____ Entries

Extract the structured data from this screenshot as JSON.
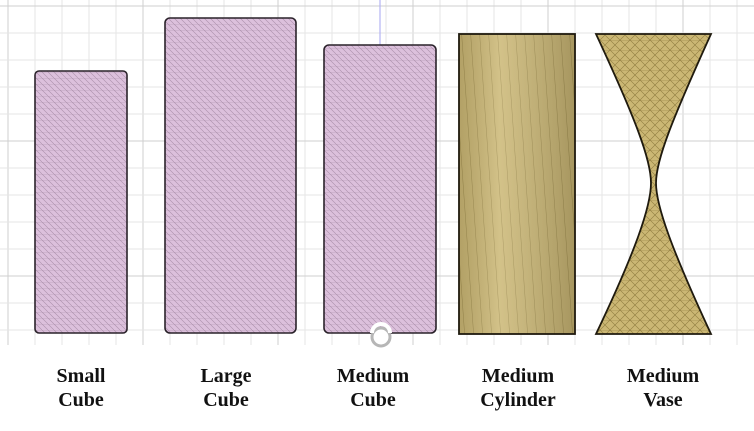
{
  "colors": {
    "background": "#ffffff",
    "grid_minor": "#e6e6e6",
    "grid_major": "#cfcfcf",
    "axis": "#b3b3f2",
    "cube_fill": "#dcc0dc",
    "cube_mesh": "#a98ea9",
    "cube_edge": "#2a222a",
    "gold_fill": "#cbb774",
    "gold_mesh": "#8f7c3e",
    "gold_edge": "#1f1a0e",
    "label_text": "#111111"
  },
  "labels": [
    {
      "line1": "Small",
      "line2": "Cube"
    },
    {
      "line1": "Large",
      "line2": "Cube"
    },
    {
      "line1": "Medium",
      "line2": "Cube"
    },
    {
      "line1": "Medium",
      "line2": "Cylinder"
    },
    {
      "line1": "Medium",
      "line2": "Vase"
    }
  ]
}
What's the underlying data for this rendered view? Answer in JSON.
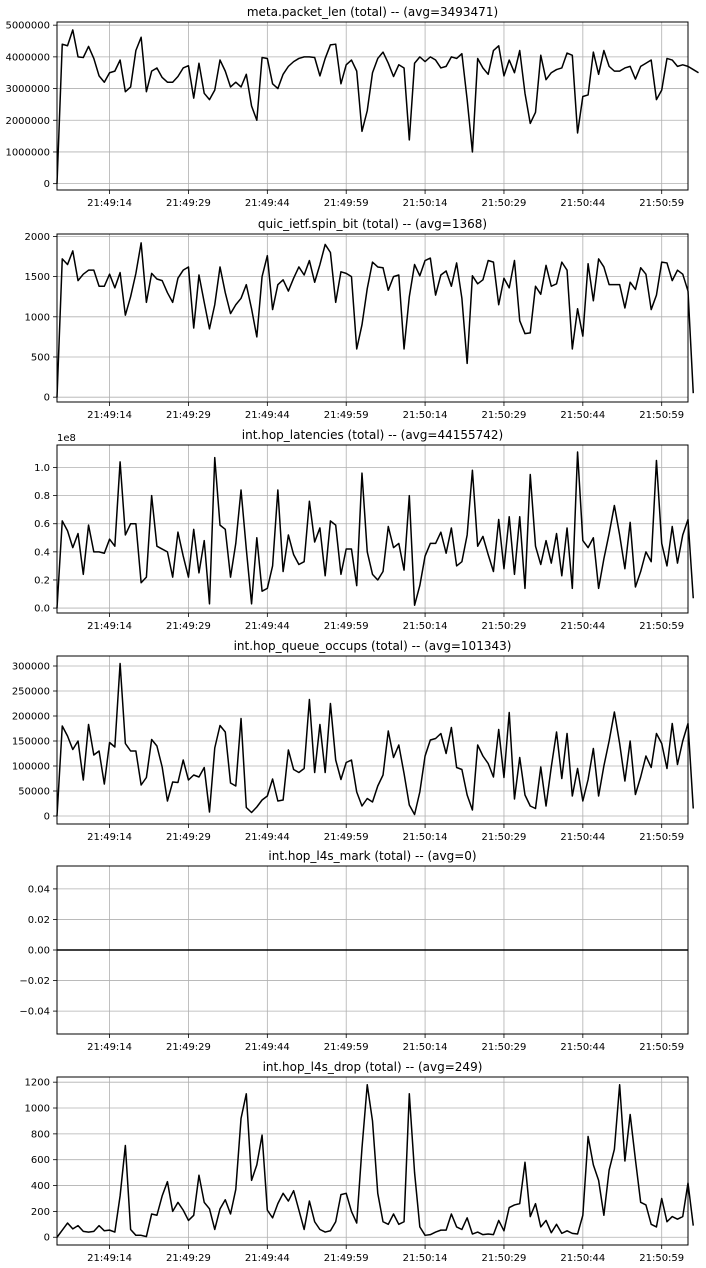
{
  "figure": {
    "background": "#ffffff",
    "line_color": "#000000",
    "grid_color": "#b0b0b0"
  },
  "chart_data": [
    {
      "type": "line",
      "title": "meta.packet_len (total) -- (avg=3493471)",
      "xticklabels": [
        "21:49:14",
        "21:49:29",
        "21:49:44",
        "21:49:59",
        "21:50:14",
        "21:50:29",
        "21:50:44",
        "21:50:59"
      ],
      "xtick_index": [
        10,
        25,
        40,
        55,
        70,
        85,
        100,
        115
      ],
      "x_count": 121,
      "ylim": [
        -200000,
        5100000
      ],
      "yticks": [
        0,
        1000000,
        2000000,
        3000000,
        4000000,
        5000000
      ],
      "yticklabels": [
        "0",
        "1000000",
        "2000000",
        "3000000",
        "4000000",
        "5000000"
      ],
      "offset_text": "",
      "grid": true,
      "values": [
        0,
        4400000,
        4350000,
        4850000,
        4000000,
        3980000,
        4330000,
        3950000,
        3400000,
        3200000,
        3500000,
        3550000,
        3900000,
        2900000,
        3050000,
        4200000,
        4620000,
        2900000,
        3550000,
        3650000,
        3350000,
        3200000,
        3200000,
        3380000,
        3650000,
        3720000,
        2700000,
        3800000,
        2850000,
        2650000,
        2950000,
        3900000,
        3550000,
        3050000,
        3200000,
        3050000,
        3450000,
        2450000,
        2000000,
        3980000,
        3950000,
        3150000,
        3000000,
        3450000,
        3700000,
        3850000,
        3950000,
        4000000,
        4000000,
        3980000,
        3400000,
        3950000,
        4380000,
        4400000,
        3150000,
        3750000,
        3900000,
        3550000,
        1650000,
        2300000,
        3500000,
        3950000,
        4150000,
        3800000,
        3380000,
        3750000,
        3650000,
        1380000,
        3800000,
        4000000,
        3850000,
        4000000,
        3900000,
        3650000,
        3700000,
        4000000,
        3950000,
        4100000,
        2650000,
        1000000,
        3950000,
        3650000,
        3450000,
        4200000,
        4350000,
        3400000,
        3900000,
        3500000,
        4200000,
        2850000,
        1900000,
        2250000,
        4050000,
        3280000,
        3500000,
        3600000,
        3650000,
        4120000,
        4050000,
        1600000,
        2750000,
        2800000,
        4150000,
        3450000,
        4200000,
        3700000,
        3550000,
        3550000,
        3650000,
        3700000,
        3300000,
        3700000,
        3800000,
        3900000,
        2650000,
        2950000,
        3950000,
        3900000,
        3700000,
        3750000,
        3700000,
        3600000,
        3500000
      ]
    },
    {
      "type": "line",
      "title": "quic_ietf.spin_bit (total) -- (avg=1368)",
      "xticklabels": [
        "21:49:14",
        "21:49:29",
        "21:49:44",
        "21:49:59",
        "21:50:14",
        "21:50:29",
        "21:50:44",
        "21:50:59"
      ],
      "xtick_index": [
        10,
        25,
        40,
        55,
        70,
        85,
        100,
        115
      ],
      "x_count": 121,
      "ylim": [
        -60,
        2030
      ],
      "yticks": [
        0,
        500,
        1000,
        1500,
        2000
      ],
      "yticklabels": [
        "0",
        "500",
        "1000",
        "1500",
        "2000"
      ],
      "offset_text": "",
      "grid": true,
      "values": [
        0,
        1720,
        1650,
        1820,
        1450,
        1530,
        1580,
        1580,
        1380,
        1380,
        1530,
        1360,
        1550,
        1020,
        1250,
        1540,
        1920,
        1180,
        1540,
        1470,
        1450,
        1300,
        1180,
        1480,
        1580,
        1620,
        860,
        1520,
        1180,
        850,
        1150,
        1620,
        1300,
        1040,
        1150,
        1230,
        1400,
        1100,
        750,
        1500,
        1760,
        1090,
        1400,
        1460,
        1320,
        1480,
        1620,
        1520,
        1700,
        1430,
        1650,
        1900,
        1800,
        1180,
        1560,
        1540,
        1500,
        600,
        900,
        1350,
        1680,
        1620,
        1610,
        1330,
        1500,
        1520,
        600,
        1250,
        1650,
        1510,
        1700,
        1730,
        1270,
        1520,
        1570,
        1380,
        1670,
        1230,
        420,
        1510,
        1410,
        1460,
        1700,
        1680,
        1150,
        1480,
        1360,
        1700,
        950,
        790,
        800,
        1380,
        1280,
        1640,
        1380,
        1410,
        1680,
        1580,
        600,
        1100,
        760,
        1660,
        1200,
        1720,
        1620,
        1400,
        1400,
        1400,
        1110,
        1430,
        1340,
        1610,
        1530,
        1090,
        1270,
        1680,
        1670,
        1450,
        1580,
        1530,
        1320,
        50
      ]
    },
    {
      "type": "line",
      "title": "int.hop_latencies (total) -- (avg=44155742)",
      "xticklabels": [
        "21:49:14",
        "21:49:29",
        "21:49:44",
        "21:49:59",
        "21:50:14",
        "21:50:29",
        "21:50:44",
        "21:50:59"
      ],
      "xtick_index": [
        10,
        25,
        40,
        55,
        70,
        85,
        100,
        115
      ],
      "x_count": 121,
      "ylim": [
        -3500000,
        116000000
      ],
      "yticks": [
        0,
        20000000,
        40000000,
        60000000,
        80000000,
        100000000
      ],
      "yticklabels": [
        "0.0",
        "0.2",
        "0.4",
        "0.6",
        "0.8",
        "1.0"
      ],
      "offset_text": "1e8",
      "grid": true,
      "values": [
        0,
        62000000,
        55000000,
        43000000,
        53000000,
        24000000,
        59000000,
        40000000,
        40000000,
        39000000,
        49000000,
        44000000,
        104000000,
        52000000,
        60000000,
        60000000,
        18000000,
        22000000,
        80000000,
        44000000,
        42000000,
        40000000,
        22000000,
        54000000,
        37000000,
        22000000,
        56000000,
        25000000,
        48000000,
        3000000,
        107000000,
        59000000,
        56000000,
        22000000,
        46000000,
        84000000,
        42000000,
        3000000,
        50000000,
        12000000,
        14000000,
        30000000,
        84000000,
        26000000,
        52000000,
        38000000,
        31000000,
        33000000,
        76000000,
        47000000,
        57000000,
        23000000,
        62000000,
        59000000,
        24000000,
        42000000,
        42000000,
        16000000,
        96000000,
        40000000,
        24000000,
        20000000,
        26000000,
        58000000,
        43000000,
        46000000,
        27000000,
        80000000,
        2000000,
        16000000,
        37000000,
        46000000,
        46000000,
        54000000,
        39000000,
        57000000,
        30000000,
        33000000,
        52000000,
        98000000,
        44000000,
        51000000,
        38000000,
        26000000,
        63000000,
        28000000,
        65000000,
        24000000,
        65000000,
        14000000,
        95000000,
        44000000,
        31000000,
        48000000,
        32000000,
        53000000,
        23000000,
        57000000,
        14000000,
        111000000,
        48000000,
        43000000,
        50000000,
        14000000,
        35000000,
        53000000,
        73000000,
        52000000,
        28000000,
        61000000,
        15000000,
        26000000,
        40000000,
        33000000,
        105000000,
        46000000,
        30000000,
        58000000,
        32000000,
        52000000,
        63000000,
        7000000
      ]
    },
    {
      "type": "line",
      "title": "int.hop_queue_occups (total) -- (avg=101343)",
      "xticklabels": [
        "21:49:14",
        "21:49:29",
        "21:49:44",
        "21:49:59",
        "21:50:14",
        "21:50:29",
        "21:50:44",
        "21:50:59"
      ],
      "xtick_index": [
        10,
        25,
        40,
        55,
        70,
        85,
        100,
        115
      ],
      "x_count": 121,
      "ylim": [
        -16000,
        320000
      ],
      "yticks": [
        0,
        50000,
        100000,
        150000,
        200000,
        250000,
        300000
      ],
      "yticklabels": [
        "0",
        "50000",
        "100000",
        "150000",
        "200000",
        "250000",
        "300000"
      ],
      "offset_text": "",
      "grid": true,
      "values": [
        0,
        180000,
        160000,
        133000,
        150000,
        72000,
        183000,
        122000,
        130000,
        64000,
        147000,
        138000,
        305000,
        145000,
        130000,
        130000,
        62000,
        77000,
        153000,
        140000,
        98000,
        30000,
        68000,
        67000,
        112000,
        72000,
        82000,
        78000,
        97000,
        8000,
        136000,
        181000,
        168000,
        66000,
        60000,
        195000,
        17000,
        7000,
        18000,
        32000,
        40000,
        74000,
        30000,
        32000,
        132000,
        93000,
        87000,
        95000,
        233000,
        87000,
        183000,
        87000,
        225000,
        112000,
        73000,
        107000,
        112000,
        48000,
        20000,
        35000,
        28000,
        60000,
        82000,
        170000,
        117000,
        142000,
        85000,
        22000,
        3000,
        48000,
        120000,
        152000,
        155000,
        165000,
        125000,
        177000,
        97000,
        93000,
        42000,
        12000,
        142000,
        120000,
        105000,
        78000,
        173000,
        77000,
        207000,
        34000,
        117000,
        42000,
        20000,
        15000,
        98000,
        20000,
        98000,
        168000,
        75000,
        165000,
        40000,
        95000,
        30000,
        73000,
        135000,
        40000,
        100000,
        150000,
        208000,
        145000,
        70000,
        150000,
        43000,
        78000,
        120000,
        97000,
        165000,
        145000,
        95000,
        185000,
        103000,
        150000,
        185000,
        15000
      ]
    },
    {
      "type": "line",
      "title": "int.hop_l4s_mark (total) -- (avg=0)",
      "xticklabels": [
        "21:49:14",
        "21:49:29",
        "21:49:44",
        "21:49:59",
        "21:50:14",
        "21:50:29",
        "21:50:44",
        "21:50:59"
      ],
      "xtick_index": [
        10,
        25,
        40,
        55,
        70,
        85,
        100,
        115
      ],
      "x_count": 121,
      "ylim": [
        -0.055,
        0.055
      ],
      "yticks": [
        -0.04,
        -0.02,
        0.0,
        0.02,
        0.04
      ],
      "yticklabels": [
        "−0.04",
        "−0.02",
        "0.00",
        "0.02",
        "0.04"
      ],
      "offset_text": "",
      "grid": true,
      "values": [
        0,
        0
      ]
    },
    {
      "type": "line",
      "title": "int.hop_l4s_drop (total) -- (avg=249)",
      "xticklabels": [
        "21:49:14",
        "21:49:29",
        "21:49:44",
        "21:49:59",
        "21:50:14",
        "21:50:29",
        "21:50:44",
        "21:50:59"
      ],
      "xtick_index": [
        10,
        25,
        40,
        55,
        70,
        85,
        100,
        115
      ],
      "x_count": 121,
      "ylim": [
        -60,
        1240
      ],
      "yticks": [
        0,
        200,
        400,
        600,
        800,
        1000,
        1200
      ],
      "yticklabels": [
        "0",
        "200",
        "400",
        "600",
        "800",
        "1000",
        "1200"
      ],
      "offset_text": "",
      "grid": true,
      "values": [
        0,
        55,
        110,
        65,
        90,
        45,
        40,
        45,
        90,
        50,
        55,
        40,
        320,
        710,
        60,
        15,
        15,
        5,
        180,
        170,
        320,
        430,
        200,
        270,
        210,
        130,
        170,
        480,
        270,
        220,
        60,
        220,
        290,
        180,
        370,
        920,
        1110,
        440,
        560,
        790,
        210,
        150,
        260,
        340,
        280,
        360,
        210,
        60,
        280,
        120,
        60,
        40,
        50,
        120,
        330,
        340,
        200,
        110,
        690,
        1180,
        900,
        340,
        120,
        100,
        180,
        100,
        120,
        1110,
        500,
        80,
        15,
        20,
        40,
        55,
        55,
        180,
        80,
        60,
        150,
        25,
        40,
        20,
        25,
        20,
        130,
        50,
        230,
        250,
        260,
        580,
        160,
        260,
        80,
        130,
        35,
        100,
        30,
        50,
        30,
        25,
        170,
        780,
        560,
        440,
        170,
        520,
        680,
        1180,
        590,
        950,
        600,
        270,
        250,
        100,
        80,
        300,
        120,
        160,
        140,
        160,
        420,
        90
      ]
    }
  ]
}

________

Which lines contain the word "title"? Copy each of them.

Exercise solution:
      "title": "meta.packet_len (total) -- (avg=3493471)",
      "title": "quic_ietf.spin_bit (total) -- (avg=1368)",
      "title": "int.hop_latencies (total) -- (avg=44155742)",
      "title": "int.hop_queue_occups (total) -- (avg=101343)",
      "title": "int.hop_l4s_mark (total) -- (avg=0)",
      "title": "int.hop_l4s_drop (total) -- (avg=249)",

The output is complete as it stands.